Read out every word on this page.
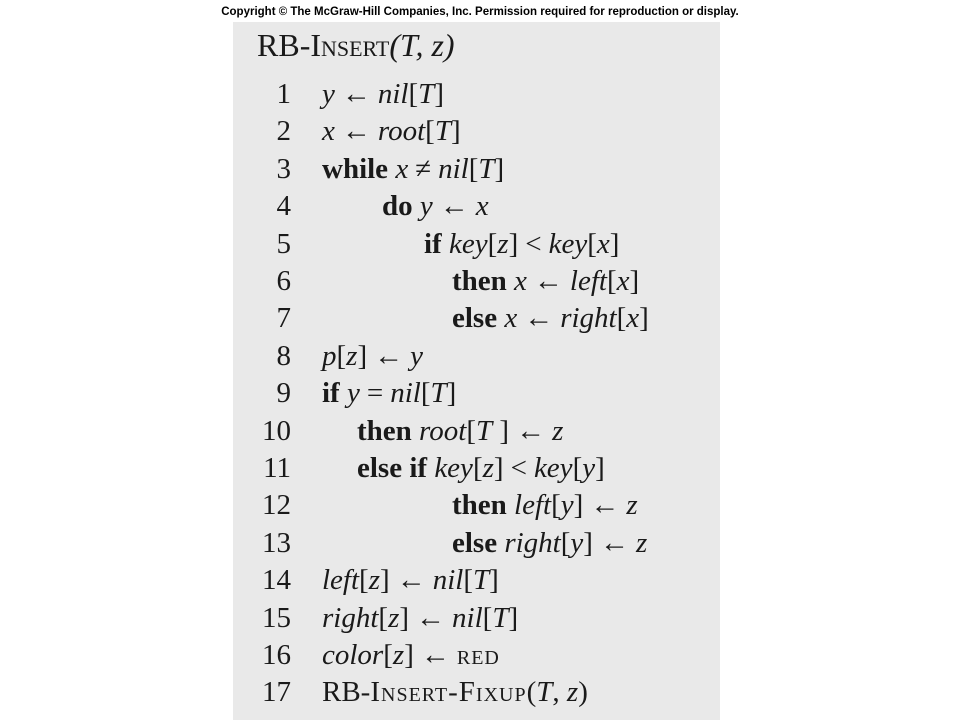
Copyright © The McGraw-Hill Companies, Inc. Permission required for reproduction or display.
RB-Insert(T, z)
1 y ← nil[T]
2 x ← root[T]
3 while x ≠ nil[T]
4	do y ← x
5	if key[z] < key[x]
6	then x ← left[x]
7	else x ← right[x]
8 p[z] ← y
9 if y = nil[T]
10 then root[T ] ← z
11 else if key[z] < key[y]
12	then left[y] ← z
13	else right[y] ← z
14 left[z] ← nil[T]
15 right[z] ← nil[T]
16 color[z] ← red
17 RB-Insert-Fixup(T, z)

··········

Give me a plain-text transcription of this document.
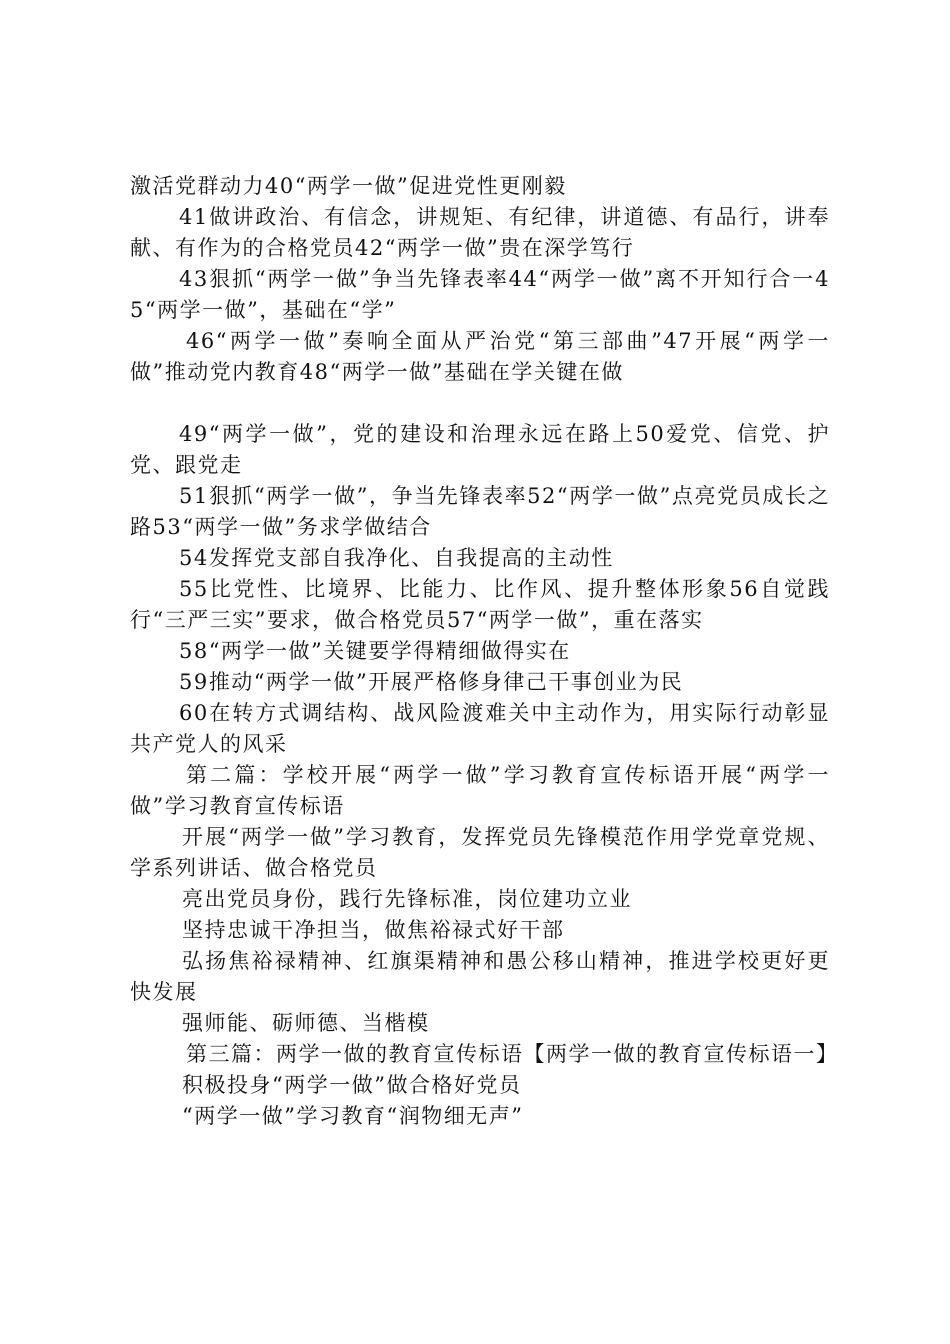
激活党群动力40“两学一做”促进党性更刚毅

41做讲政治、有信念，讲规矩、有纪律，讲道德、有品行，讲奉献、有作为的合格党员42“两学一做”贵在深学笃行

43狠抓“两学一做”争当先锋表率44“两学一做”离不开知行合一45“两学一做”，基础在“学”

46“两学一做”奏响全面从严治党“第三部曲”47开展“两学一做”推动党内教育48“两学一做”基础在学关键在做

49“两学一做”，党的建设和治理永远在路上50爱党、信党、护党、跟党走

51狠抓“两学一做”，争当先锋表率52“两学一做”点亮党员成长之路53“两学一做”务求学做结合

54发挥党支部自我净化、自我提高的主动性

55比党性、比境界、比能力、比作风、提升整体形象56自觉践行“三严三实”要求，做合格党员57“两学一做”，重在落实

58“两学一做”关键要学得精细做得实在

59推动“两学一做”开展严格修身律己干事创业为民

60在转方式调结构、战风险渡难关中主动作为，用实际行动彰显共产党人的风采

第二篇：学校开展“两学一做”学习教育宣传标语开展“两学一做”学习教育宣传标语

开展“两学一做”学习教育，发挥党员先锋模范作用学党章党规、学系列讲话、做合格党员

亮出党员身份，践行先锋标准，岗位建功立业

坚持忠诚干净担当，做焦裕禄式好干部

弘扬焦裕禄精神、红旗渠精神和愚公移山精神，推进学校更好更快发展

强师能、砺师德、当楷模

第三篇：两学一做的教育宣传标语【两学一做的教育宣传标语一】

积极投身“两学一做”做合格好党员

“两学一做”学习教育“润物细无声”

··········

▶ [Task details]
State the number of lines that contain the string "this", with no other words.

▶ [Problem solution]
2